Go through the entries one line at a time, and gather every line that has the word "АПУД".

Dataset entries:
# # # # #

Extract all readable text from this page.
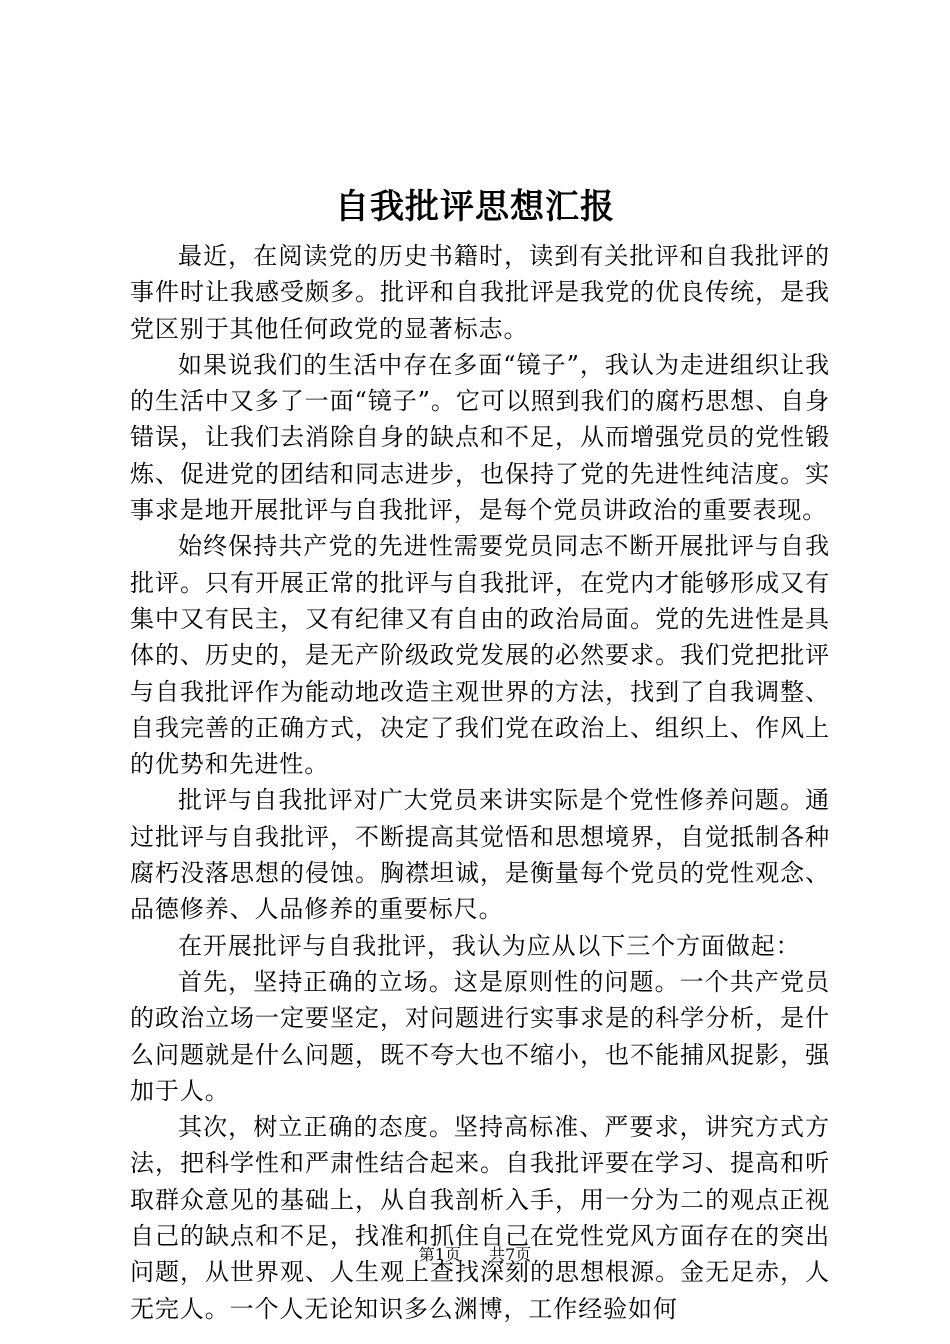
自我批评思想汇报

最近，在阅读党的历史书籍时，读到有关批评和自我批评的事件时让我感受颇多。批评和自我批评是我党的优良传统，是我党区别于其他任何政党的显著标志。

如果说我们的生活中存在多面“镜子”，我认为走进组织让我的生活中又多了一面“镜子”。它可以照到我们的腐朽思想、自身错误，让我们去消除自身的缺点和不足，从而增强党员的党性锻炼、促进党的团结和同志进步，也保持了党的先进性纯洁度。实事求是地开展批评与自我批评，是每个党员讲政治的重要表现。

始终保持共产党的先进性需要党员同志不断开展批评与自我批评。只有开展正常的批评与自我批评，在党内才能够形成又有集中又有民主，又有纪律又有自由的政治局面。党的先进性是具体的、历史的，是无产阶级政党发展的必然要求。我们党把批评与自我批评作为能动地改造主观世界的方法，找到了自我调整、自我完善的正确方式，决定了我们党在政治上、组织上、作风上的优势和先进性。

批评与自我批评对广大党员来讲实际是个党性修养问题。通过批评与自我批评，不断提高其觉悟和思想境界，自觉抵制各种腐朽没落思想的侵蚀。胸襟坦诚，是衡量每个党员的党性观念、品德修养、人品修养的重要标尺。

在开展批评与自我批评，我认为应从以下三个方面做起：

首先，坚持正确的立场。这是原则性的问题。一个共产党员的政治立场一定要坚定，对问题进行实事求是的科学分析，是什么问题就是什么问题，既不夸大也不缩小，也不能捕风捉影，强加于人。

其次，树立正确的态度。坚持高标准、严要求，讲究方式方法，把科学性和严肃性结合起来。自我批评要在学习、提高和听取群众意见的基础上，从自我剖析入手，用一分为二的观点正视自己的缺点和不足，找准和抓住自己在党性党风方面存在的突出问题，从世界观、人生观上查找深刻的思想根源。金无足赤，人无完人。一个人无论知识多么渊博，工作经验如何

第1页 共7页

# # # # #

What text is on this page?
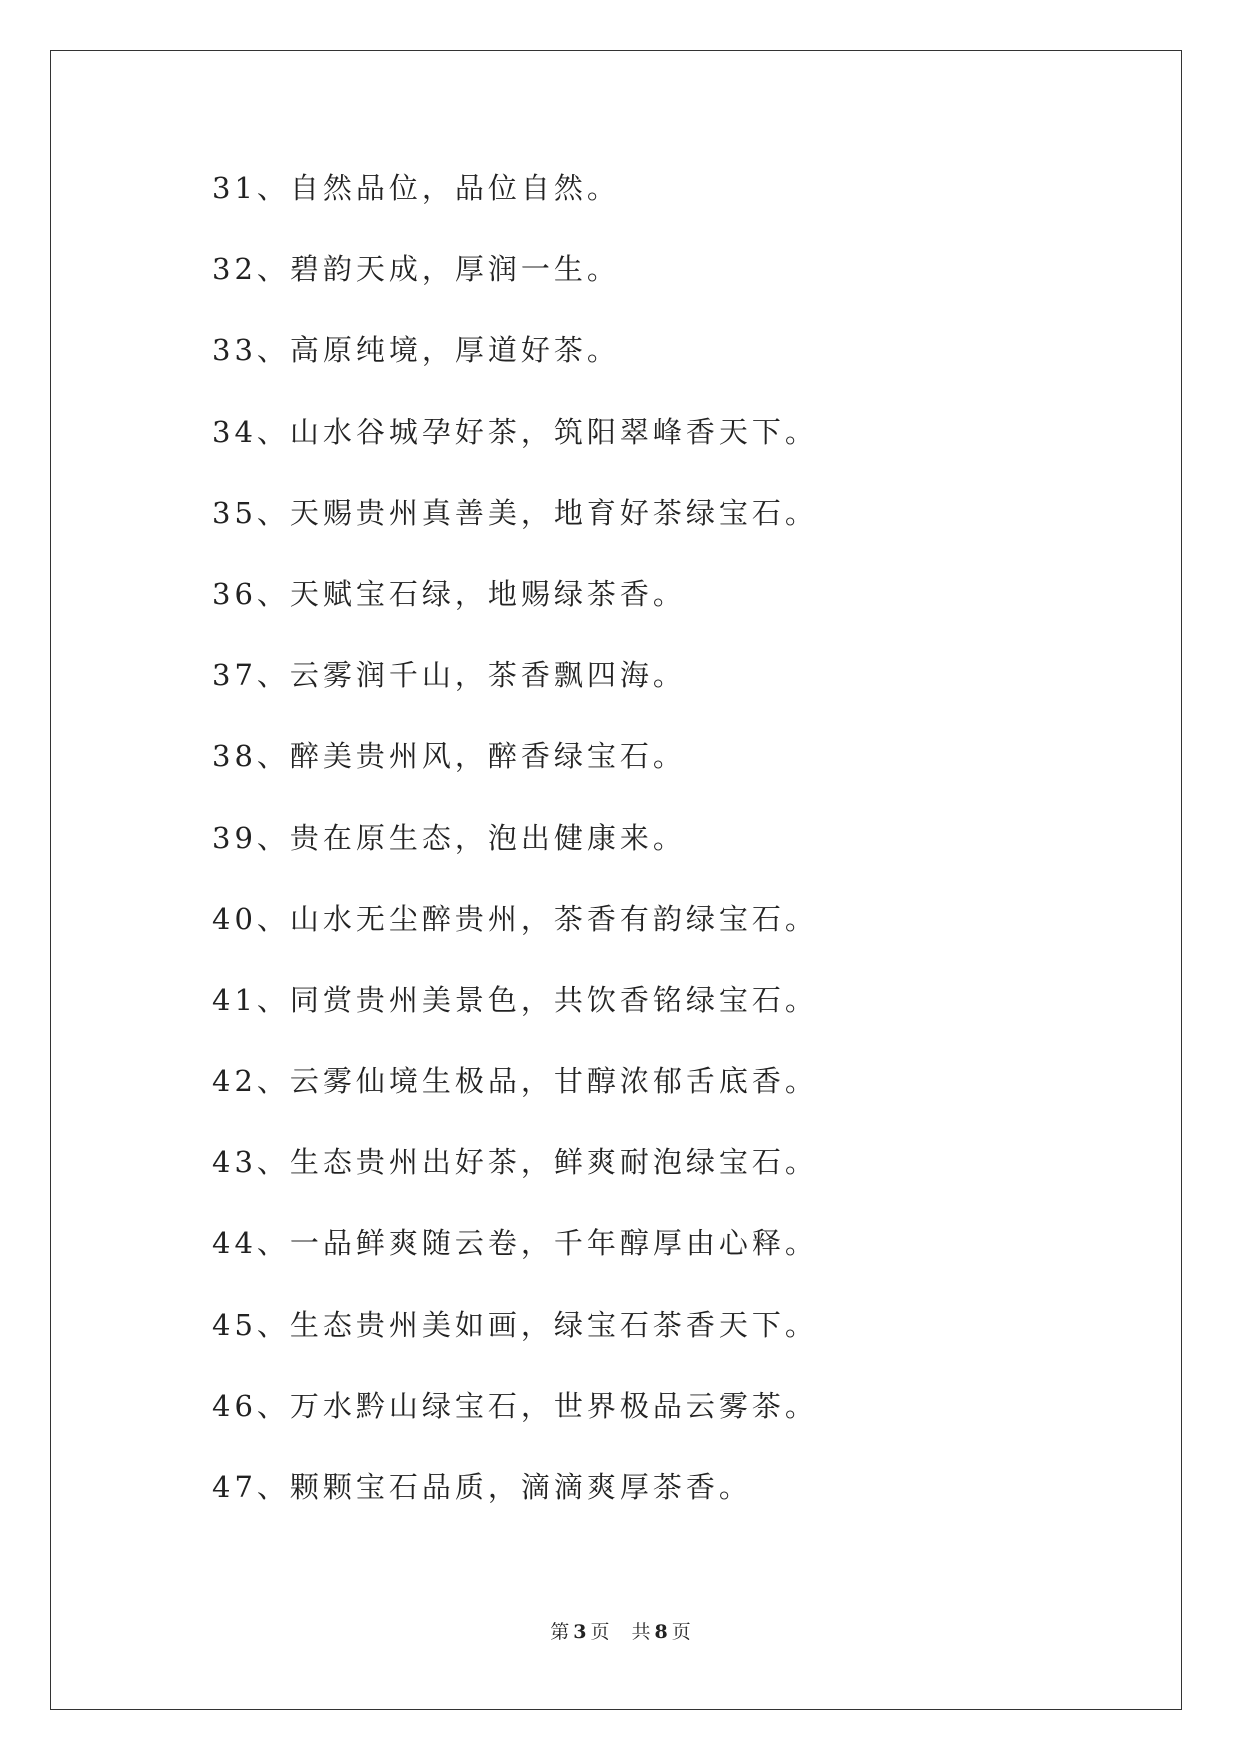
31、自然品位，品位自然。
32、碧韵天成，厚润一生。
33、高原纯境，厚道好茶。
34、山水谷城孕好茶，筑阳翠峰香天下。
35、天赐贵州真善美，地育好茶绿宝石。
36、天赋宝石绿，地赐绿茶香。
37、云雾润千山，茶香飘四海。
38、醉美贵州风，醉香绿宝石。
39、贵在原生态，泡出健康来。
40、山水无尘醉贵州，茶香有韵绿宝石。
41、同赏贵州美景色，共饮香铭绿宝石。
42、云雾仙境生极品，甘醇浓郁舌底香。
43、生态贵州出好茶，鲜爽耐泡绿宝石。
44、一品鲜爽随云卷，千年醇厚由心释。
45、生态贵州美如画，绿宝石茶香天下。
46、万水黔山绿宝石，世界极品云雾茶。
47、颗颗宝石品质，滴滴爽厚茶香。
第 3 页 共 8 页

# # # # #

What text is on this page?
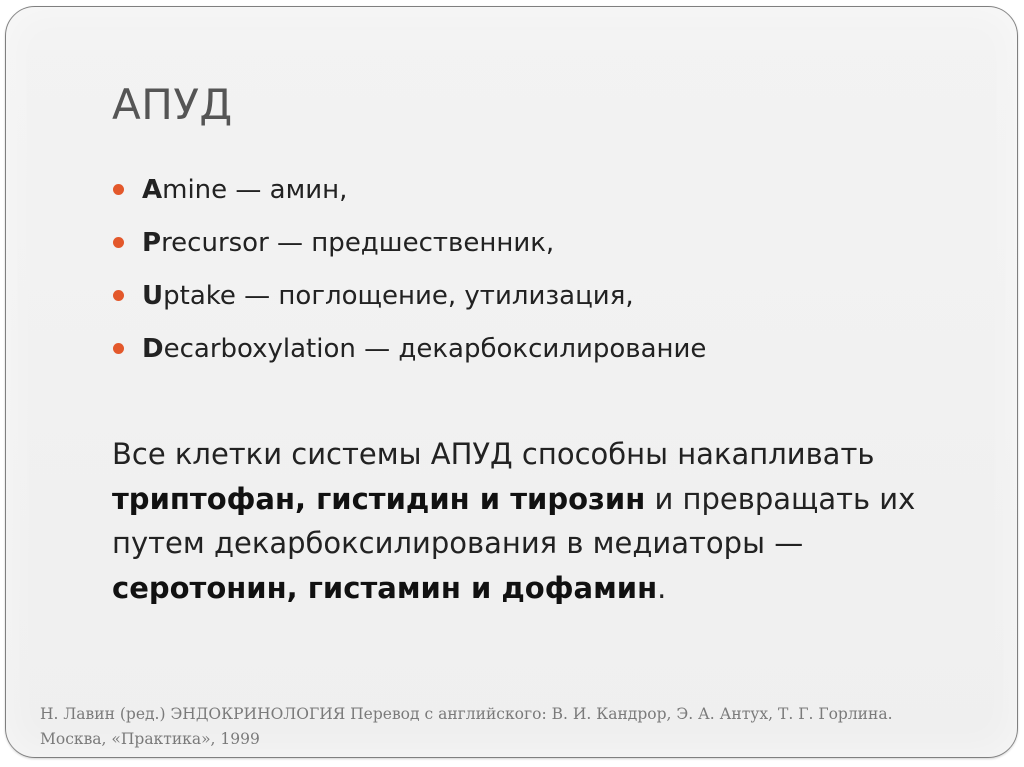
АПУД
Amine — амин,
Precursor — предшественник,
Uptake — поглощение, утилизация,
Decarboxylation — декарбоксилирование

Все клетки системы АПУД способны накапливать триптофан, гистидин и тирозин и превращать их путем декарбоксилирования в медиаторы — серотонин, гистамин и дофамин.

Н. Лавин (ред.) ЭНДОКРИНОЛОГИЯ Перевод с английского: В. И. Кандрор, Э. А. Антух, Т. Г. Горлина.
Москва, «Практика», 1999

# # # # #

REPLY TO THE EXERCISE:
АПУД
Все клетки системы АПУД способны накапливать триптофан, гистидин и тирозин и превращать их путем декарбоксилирования в медиаторы — серотонин, гистамин и дофамин.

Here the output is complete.